### Work instructions
Give the number of lines that hold the string "click". Nothing else is needed.

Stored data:
+++++

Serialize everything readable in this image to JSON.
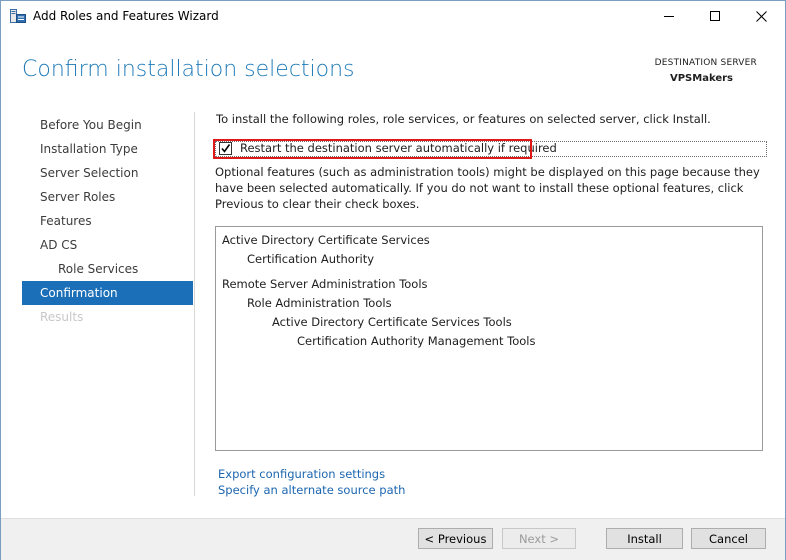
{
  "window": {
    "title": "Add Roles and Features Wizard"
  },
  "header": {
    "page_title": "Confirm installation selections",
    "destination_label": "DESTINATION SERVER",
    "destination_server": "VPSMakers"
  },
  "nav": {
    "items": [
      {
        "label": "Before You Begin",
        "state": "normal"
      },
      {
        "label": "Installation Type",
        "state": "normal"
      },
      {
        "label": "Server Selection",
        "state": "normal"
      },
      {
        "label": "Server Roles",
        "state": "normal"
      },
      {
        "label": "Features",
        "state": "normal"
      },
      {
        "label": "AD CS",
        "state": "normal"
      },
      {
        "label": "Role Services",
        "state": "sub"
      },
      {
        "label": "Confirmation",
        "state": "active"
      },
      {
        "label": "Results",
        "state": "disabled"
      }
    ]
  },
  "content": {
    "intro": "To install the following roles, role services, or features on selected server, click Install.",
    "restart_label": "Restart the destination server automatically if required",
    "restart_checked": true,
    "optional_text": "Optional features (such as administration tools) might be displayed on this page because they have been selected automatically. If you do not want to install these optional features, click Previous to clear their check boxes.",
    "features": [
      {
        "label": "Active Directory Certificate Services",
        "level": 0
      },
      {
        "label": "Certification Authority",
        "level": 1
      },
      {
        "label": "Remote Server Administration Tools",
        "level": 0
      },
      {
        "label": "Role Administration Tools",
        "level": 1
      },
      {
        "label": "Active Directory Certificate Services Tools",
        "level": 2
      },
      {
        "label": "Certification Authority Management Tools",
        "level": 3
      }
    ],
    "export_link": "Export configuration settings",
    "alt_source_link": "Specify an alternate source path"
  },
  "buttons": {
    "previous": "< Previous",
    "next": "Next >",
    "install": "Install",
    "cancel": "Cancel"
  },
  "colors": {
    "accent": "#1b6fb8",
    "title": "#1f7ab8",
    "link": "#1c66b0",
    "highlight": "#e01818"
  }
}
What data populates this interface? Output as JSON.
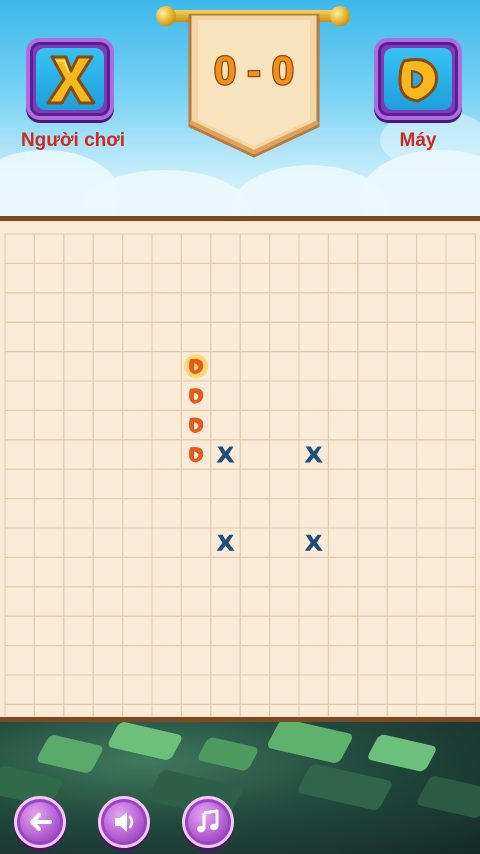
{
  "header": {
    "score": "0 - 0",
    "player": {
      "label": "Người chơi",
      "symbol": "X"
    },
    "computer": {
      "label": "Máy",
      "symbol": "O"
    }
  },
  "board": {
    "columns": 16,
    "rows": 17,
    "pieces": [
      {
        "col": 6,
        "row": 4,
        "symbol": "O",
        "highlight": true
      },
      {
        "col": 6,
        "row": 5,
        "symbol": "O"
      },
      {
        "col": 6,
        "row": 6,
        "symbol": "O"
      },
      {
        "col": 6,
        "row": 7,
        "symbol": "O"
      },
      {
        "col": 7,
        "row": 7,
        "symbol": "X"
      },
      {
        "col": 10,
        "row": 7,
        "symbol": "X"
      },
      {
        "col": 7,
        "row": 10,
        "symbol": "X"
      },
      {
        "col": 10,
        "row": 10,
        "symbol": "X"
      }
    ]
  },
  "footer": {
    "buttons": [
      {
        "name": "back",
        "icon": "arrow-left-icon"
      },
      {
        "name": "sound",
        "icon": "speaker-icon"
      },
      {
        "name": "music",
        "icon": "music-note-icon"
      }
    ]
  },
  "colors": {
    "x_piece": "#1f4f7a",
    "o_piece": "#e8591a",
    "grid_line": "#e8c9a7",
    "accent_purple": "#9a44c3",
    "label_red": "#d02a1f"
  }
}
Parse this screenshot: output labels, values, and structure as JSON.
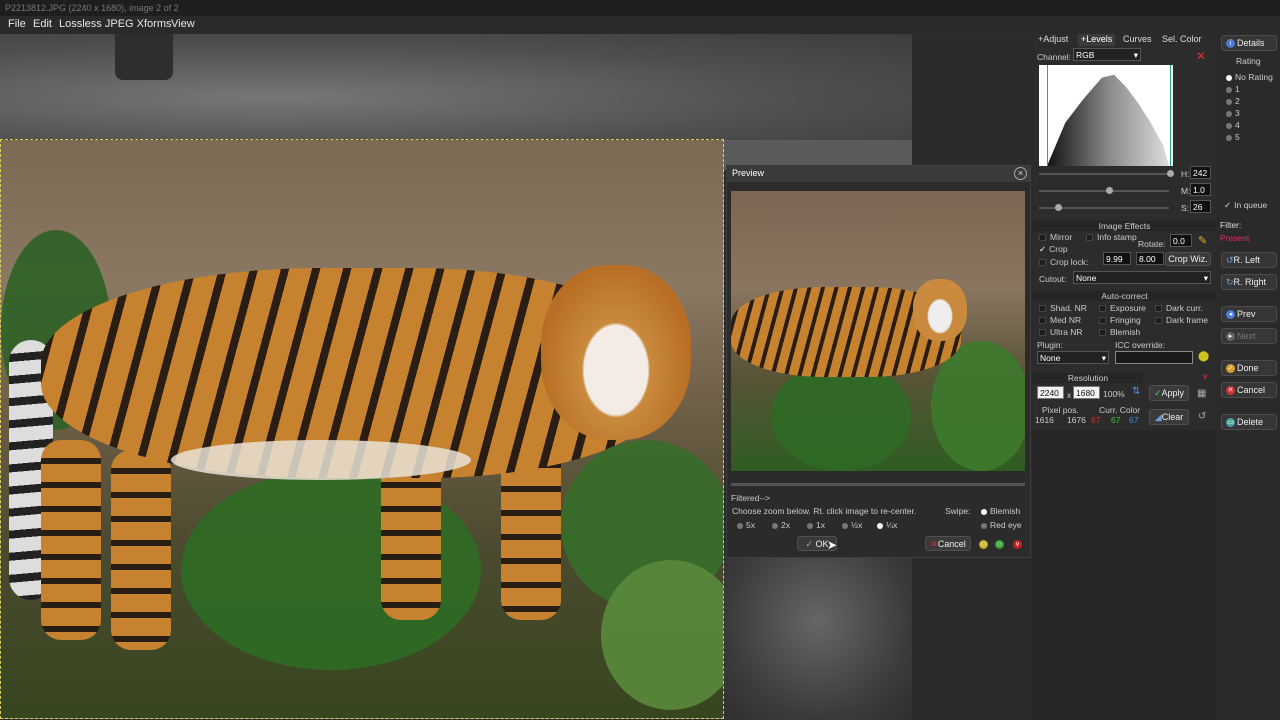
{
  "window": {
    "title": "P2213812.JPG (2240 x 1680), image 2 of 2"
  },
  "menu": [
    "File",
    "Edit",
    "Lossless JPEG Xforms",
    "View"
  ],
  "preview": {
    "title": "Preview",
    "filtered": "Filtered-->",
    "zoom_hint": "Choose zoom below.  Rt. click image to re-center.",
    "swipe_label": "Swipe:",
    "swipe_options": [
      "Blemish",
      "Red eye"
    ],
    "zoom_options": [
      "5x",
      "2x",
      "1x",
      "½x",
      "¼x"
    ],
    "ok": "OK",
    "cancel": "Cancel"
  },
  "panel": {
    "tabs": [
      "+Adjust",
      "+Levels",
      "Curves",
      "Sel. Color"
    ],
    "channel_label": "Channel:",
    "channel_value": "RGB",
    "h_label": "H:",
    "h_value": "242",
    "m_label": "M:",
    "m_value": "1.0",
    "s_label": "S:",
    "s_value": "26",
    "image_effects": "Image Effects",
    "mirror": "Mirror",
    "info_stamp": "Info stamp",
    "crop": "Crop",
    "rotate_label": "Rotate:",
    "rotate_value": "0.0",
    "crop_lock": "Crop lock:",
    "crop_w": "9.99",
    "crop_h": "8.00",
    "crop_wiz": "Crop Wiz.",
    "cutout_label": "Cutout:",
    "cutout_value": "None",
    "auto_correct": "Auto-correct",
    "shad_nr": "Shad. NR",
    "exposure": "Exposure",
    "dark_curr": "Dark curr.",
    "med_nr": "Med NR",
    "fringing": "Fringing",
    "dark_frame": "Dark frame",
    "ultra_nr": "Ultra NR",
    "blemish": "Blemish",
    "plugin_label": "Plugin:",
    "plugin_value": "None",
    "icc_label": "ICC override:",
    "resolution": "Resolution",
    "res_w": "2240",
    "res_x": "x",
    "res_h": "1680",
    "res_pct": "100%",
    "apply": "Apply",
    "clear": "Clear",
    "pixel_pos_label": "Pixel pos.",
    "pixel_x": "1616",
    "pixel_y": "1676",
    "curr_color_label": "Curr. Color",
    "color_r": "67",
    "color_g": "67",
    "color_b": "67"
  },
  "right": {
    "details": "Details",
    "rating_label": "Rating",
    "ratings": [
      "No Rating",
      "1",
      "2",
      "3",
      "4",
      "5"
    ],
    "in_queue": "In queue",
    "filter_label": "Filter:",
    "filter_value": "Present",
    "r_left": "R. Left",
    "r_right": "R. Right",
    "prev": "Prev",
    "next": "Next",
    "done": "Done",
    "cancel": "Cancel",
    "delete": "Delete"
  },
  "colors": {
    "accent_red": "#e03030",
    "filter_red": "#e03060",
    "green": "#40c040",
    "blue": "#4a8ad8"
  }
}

+++++

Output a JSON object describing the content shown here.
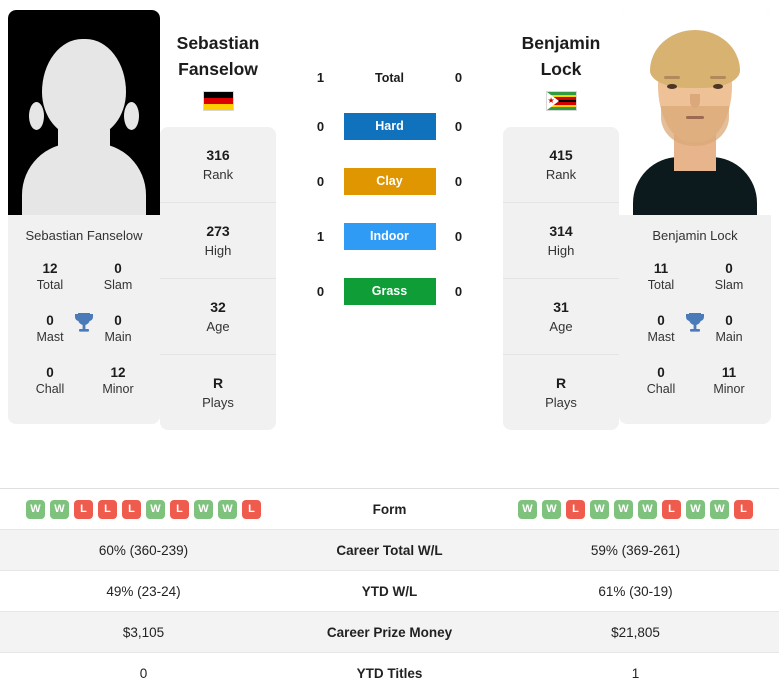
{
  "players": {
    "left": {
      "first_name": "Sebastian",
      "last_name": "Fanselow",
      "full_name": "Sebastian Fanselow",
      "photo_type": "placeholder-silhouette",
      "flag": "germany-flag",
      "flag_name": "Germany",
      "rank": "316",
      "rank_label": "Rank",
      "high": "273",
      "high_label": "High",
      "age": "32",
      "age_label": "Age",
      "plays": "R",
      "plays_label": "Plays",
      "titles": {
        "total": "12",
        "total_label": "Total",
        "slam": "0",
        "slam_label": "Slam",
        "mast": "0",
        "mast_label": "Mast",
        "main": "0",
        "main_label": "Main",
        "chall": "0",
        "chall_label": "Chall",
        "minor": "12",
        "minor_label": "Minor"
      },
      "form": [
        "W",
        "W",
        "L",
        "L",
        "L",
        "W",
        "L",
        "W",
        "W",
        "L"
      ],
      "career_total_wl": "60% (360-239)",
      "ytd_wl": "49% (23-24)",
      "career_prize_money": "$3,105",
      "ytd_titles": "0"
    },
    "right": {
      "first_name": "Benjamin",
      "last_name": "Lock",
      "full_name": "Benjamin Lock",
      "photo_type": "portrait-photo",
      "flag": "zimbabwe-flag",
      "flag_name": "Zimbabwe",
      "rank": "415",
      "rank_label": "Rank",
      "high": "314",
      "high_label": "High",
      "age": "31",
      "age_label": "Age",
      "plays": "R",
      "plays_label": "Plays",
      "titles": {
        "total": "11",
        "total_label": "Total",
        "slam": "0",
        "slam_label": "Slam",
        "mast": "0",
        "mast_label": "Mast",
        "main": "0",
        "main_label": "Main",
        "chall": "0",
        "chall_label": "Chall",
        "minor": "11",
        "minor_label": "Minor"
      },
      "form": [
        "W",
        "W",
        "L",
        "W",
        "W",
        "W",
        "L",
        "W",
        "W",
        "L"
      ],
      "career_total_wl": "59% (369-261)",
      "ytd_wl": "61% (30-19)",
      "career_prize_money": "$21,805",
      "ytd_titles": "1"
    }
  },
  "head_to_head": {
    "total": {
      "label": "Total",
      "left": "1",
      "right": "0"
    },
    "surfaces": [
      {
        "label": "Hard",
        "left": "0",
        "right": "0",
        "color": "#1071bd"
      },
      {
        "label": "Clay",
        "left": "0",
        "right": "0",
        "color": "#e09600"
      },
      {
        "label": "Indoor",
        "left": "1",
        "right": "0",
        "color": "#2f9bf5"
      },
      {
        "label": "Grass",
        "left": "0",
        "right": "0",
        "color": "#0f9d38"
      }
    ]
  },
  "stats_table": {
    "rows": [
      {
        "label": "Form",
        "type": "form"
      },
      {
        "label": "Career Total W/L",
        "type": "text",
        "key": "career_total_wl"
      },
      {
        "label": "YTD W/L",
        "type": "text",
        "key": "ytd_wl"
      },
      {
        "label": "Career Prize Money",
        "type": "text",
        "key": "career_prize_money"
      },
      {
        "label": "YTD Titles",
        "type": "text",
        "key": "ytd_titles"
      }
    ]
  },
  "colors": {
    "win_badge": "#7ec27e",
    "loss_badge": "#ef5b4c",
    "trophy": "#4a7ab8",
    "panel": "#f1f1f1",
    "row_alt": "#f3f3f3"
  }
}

+++++

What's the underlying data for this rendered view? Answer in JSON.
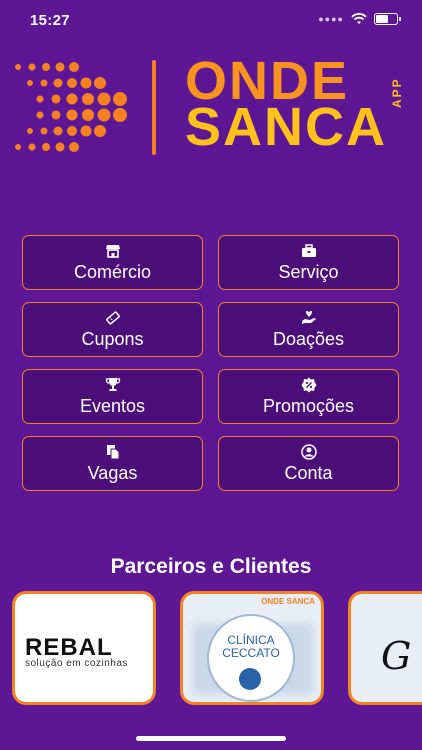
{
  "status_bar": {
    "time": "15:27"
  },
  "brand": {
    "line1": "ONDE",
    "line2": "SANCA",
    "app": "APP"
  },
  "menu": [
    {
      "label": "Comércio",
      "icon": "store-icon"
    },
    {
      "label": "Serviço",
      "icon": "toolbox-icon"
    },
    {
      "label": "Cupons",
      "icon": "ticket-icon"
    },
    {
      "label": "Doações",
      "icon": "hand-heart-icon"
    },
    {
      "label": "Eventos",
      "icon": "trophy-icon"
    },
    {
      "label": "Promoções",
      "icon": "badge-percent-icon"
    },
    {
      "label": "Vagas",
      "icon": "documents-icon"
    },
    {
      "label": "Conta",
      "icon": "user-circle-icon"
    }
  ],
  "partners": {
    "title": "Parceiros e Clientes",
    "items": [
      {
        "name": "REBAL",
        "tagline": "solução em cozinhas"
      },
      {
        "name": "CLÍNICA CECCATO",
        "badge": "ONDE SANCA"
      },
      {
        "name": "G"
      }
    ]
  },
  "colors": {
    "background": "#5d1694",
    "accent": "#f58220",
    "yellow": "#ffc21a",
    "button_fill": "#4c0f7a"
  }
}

+++++

### Written solution
3